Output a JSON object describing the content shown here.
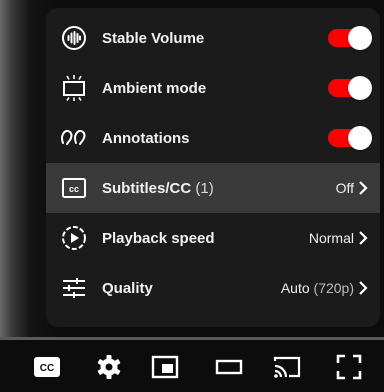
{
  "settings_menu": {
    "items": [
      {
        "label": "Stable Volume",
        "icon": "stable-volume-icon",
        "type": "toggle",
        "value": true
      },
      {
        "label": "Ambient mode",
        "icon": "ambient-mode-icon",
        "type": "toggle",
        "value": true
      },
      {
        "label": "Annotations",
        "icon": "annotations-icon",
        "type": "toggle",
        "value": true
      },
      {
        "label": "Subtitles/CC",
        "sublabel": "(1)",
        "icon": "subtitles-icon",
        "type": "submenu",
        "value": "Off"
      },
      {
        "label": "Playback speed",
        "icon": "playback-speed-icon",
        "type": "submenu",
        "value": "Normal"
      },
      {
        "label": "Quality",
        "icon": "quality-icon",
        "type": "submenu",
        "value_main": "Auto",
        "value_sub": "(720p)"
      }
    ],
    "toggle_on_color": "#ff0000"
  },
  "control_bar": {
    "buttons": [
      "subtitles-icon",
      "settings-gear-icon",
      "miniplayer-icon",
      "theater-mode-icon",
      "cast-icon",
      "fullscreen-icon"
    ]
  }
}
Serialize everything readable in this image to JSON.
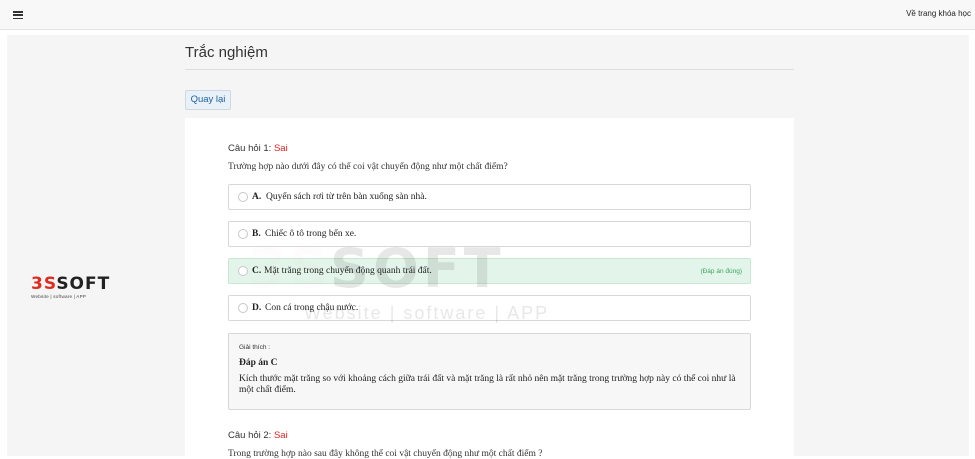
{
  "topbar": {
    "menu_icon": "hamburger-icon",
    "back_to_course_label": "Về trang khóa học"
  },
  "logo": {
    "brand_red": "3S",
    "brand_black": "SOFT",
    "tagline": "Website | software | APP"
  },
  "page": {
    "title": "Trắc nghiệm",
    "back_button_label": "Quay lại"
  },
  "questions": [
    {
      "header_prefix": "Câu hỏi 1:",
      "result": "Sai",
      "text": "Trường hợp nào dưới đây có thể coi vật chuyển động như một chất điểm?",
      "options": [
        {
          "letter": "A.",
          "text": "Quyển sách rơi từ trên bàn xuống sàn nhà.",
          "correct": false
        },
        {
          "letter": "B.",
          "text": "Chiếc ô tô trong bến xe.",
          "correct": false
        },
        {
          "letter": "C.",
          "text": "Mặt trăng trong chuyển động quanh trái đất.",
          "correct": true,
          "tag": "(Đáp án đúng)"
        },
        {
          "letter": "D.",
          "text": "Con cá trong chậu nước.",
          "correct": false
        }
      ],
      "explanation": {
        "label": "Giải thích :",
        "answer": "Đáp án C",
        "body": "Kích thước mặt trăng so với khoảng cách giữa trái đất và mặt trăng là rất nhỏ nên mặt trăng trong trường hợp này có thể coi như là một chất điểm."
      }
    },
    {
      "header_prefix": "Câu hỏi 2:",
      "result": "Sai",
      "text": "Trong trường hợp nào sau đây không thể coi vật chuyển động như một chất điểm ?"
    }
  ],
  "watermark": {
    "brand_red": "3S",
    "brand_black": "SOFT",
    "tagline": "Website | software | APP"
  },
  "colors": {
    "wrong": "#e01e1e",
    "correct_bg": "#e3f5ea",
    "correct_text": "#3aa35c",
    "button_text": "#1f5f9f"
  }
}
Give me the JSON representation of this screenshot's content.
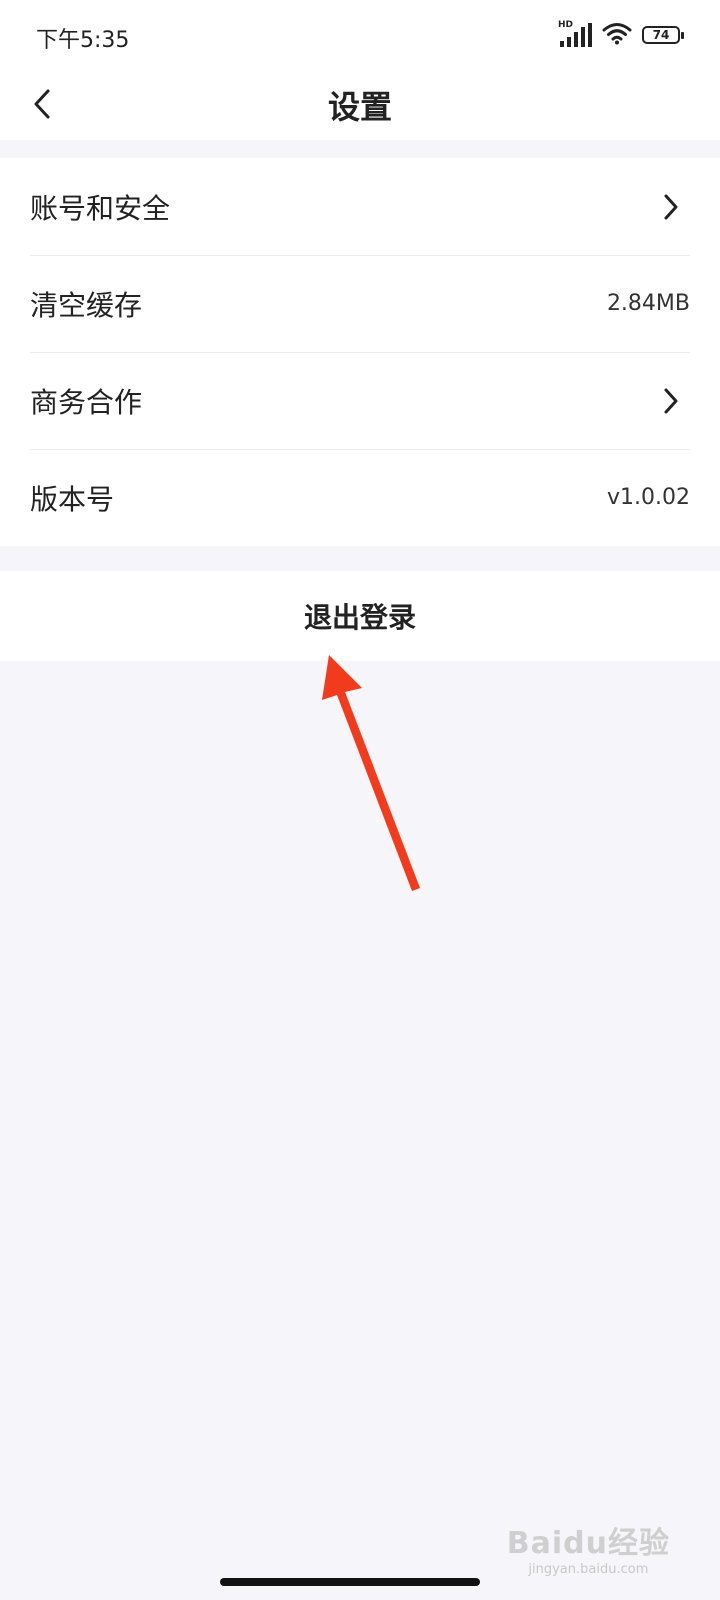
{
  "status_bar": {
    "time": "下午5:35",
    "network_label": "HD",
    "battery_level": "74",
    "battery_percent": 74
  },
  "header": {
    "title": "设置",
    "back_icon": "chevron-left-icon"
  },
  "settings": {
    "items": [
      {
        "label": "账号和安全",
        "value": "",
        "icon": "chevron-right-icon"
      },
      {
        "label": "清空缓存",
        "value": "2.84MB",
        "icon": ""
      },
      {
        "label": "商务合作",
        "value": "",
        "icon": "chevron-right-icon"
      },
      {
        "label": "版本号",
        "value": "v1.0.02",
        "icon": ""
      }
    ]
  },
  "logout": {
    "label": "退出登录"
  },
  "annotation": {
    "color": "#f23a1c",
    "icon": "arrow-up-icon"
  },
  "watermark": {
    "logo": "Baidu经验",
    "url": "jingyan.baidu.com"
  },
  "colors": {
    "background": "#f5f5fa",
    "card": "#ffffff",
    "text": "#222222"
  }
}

☆ ☆ ☆ ☆ ☆

EXERCISE ▸ Your task is to retype the lines running from the one that contains "Give me the" through the end of the records, and nothing else. Pictures are not part of the copy.

RESULT OF THIS TASK ▸
Give me the JSON representation of this screenshot's content.
{
  "status_bar": {
    "time": "下午5:35",
    "network_label": "HD",
    "battery_level": "74",
    "battery_percent": 74
  },
  "header": {
    "title": "设置",
    "back_icon": "chevron-left-icon"
  },
  "settings": {
    "items": [
      {
        "label": "账号和安全",
        "value": "",
        "icon": "chevron-right-icon"
      },
      {
        "label": "清空缓存",
        "value": "2.84MB",
        "icon": ""
      },
      {
        "label": "商务合作",
        "value": "",
        "icon": "chevron-right-icon"
      },
      {
        "label": "版本号",
        "value": "v1.0.02",
        "icon": ""
      }
    ]
  },
  "logout": {
    "label": "退出登录"
  },
  "annotation": {
    "color": "#f23a1c",
    "icon": "arrow-up-icon"
  },
  "watermark": {
    "logo": "Baidu经验",
    "url": "jingyan.baidu.com"
  },
  "colors": {
    "background": "#f5f5fa",
    "card": "#ffffff",
    "text": "#222222"
  }
}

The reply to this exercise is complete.